Using the listing below, copy every line that mentions "Dashboard".

### Data supplied

..............................

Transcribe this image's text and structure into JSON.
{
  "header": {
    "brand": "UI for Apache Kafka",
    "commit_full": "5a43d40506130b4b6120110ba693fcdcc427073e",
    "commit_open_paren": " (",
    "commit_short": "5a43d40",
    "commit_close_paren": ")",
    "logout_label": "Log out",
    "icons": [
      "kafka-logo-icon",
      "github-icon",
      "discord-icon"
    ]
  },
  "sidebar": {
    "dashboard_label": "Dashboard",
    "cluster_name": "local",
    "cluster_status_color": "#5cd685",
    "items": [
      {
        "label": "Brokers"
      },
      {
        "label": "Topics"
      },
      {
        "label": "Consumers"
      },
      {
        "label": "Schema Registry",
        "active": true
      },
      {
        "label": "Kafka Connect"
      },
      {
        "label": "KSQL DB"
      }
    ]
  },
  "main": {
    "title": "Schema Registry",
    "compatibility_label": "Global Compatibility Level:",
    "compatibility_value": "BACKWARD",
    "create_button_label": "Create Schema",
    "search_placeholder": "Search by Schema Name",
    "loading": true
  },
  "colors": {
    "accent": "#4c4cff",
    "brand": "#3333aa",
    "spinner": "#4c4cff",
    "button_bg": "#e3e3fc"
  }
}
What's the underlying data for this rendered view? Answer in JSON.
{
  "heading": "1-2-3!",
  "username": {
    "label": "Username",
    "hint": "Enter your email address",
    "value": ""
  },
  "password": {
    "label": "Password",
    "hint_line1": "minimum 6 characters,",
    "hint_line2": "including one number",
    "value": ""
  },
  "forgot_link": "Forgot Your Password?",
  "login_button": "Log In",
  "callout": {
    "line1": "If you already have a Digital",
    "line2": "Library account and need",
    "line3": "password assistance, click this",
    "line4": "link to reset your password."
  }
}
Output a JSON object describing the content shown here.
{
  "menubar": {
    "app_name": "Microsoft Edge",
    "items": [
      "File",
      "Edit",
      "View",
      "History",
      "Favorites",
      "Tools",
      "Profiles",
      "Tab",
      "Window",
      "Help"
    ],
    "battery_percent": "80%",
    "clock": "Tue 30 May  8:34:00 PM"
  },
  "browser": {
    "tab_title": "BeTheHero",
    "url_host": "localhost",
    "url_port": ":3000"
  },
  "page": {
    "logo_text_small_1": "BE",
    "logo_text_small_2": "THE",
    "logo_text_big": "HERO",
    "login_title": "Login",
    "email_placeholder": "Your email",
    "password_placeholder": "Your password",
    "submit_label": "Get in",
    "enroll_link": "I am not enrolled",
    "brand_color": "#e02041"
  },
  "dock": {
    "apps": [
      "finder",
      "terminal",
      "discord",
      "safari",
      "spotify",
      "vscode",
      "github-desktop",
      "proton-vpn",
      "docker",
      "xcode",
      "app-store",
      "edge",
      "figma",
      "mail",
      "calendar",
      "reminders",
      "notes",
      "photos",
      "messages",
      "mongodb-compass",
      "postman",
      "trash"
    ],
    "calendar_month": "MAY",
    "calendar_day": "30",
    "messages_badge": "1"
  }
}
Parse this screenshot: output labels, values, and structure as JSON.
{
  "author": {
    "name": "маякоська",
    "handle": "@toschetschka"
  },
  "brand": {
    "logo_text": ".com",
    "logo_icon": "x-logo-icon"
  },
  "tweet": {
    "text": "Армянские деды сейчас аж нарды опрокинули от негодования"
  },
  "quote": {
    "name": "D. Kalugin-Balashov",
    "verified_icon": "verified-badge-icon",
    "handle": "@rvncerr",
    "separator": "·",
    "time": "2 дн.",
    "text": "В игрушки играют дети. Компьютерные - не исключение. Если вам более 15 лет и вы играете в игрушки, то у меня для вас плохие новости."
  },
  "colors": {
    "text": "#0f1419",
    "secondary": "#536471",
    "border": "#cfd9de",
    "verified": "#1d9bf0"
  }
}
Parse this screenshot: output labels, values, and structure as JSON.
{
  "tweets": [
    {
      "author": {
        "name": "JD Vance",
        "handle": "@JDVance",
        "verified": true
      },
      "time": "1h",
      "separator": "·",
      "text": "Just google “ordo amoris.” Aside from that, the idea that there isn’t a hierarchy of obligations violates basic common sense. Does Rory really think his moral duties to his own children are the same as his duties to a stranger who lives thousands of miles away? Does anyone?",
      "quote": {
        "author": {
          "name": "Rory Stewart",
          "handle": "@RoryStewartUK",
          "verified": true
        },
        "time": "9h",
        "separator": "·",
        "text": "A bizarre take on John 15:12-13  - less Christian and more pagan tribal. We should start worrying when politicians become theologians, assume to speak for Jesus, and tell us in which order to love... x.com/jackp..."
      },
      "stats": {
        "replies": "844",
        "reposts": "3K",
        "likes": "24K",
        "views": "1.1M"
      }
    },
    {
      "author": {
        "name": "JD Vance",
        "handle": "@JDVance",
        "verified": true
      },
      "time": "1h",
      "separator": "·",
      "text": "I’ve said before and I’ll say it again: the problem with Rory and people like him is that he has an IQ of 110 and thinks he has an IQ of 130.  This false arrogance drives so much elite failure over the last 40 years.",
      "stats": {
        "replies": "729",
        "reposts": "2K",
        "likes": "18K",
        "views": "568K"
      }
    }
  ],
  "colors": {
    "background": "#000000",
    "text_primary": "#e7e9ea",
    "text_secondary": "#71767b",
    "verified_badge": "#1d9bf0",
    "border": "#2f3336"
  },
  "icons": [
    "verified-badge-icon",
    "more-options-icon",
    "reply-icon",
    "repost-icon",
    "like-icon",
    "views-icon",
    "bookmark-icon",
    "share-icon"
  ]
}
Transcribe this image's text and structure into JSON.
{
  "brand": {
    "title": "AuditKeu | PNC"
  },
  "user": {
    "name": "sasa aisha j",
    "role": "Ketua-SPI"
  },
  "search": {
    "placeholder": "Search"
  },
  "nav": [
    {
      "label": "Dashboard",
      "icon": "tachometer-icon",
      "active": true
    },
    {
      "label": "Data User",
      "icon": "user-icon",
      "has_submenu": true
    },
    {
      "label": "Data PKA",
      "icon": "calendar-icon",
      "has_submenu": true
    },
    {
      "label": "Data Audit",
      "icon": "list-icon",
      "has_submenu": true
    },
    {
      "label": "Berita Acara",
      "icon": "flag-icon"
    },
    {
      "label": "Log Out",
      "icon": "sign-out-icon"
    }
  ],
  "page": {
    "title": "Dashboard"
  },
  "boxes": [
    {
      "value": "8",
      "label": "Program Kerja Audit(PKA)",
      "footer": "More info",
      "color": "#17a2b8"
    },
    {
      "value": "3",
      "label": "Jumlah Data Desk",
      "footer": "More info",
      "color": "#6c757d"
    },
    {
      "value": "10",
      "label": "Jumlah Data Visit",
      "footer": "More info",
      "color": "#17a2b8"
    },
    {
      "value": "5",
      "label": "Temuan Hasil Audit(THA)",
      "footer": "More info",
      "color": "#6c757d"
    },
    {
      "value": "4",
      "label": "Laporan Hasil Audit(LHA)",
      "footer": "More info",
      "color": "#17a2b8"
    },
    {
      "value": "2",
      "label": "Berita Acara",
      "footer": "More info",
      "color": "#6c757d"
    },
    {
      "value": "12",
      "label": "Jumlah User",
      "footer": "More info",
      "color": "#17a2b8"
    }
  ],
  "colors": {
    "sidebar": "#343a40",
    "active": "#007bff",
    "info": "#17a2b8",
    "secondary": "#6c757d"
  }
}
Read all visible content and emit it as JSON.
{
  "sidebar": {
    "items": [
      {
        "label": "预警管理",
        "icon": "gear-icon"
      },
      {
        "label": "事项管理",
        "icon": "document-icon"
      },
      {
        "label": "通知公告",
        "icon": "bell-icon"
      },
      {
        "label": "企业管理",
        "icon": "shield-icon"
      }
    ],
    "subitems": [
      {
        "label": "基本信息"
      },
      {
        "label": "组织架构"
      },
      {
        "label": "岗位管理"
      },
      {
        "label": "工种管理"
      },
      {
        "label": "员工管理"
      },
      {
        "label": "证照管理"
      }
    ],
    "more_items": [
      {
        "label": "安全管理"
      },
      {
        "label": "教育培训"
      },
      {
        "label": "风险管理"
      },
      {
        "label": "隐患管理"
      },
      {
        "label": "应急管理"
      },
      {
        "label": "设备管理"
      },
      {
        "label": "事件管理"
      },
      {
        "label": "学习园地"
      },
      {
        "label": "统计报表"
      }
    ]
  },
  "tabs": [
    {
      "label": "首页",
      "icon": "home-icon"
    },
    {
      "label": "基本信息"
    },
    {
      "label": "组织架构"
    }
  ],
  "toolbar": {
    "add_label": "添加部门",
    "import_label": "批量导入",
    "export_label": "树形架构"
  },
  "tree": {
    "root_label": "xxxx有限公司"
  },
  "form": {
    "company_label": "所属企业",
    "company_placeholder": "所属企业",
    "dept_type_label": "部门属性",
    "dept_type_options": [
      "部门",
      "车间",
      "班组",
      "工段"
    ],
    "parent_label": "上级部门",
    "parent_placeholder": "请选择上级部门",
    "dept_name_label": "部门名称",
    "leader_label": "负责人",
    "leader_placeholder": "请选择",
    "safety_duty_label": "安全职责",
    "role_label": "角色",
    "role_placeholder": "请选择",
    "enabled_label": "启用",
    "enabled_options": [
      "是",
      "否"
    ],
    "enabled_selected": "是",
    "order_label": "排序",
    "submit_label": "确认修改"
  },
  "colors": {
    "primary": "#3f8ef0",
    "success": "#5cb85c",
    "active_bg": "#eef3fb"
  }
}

..............................

### Written answer
    "dashboard_label": "Dashboard",
      "label": "Dashboard",
    "title": "Dashboard"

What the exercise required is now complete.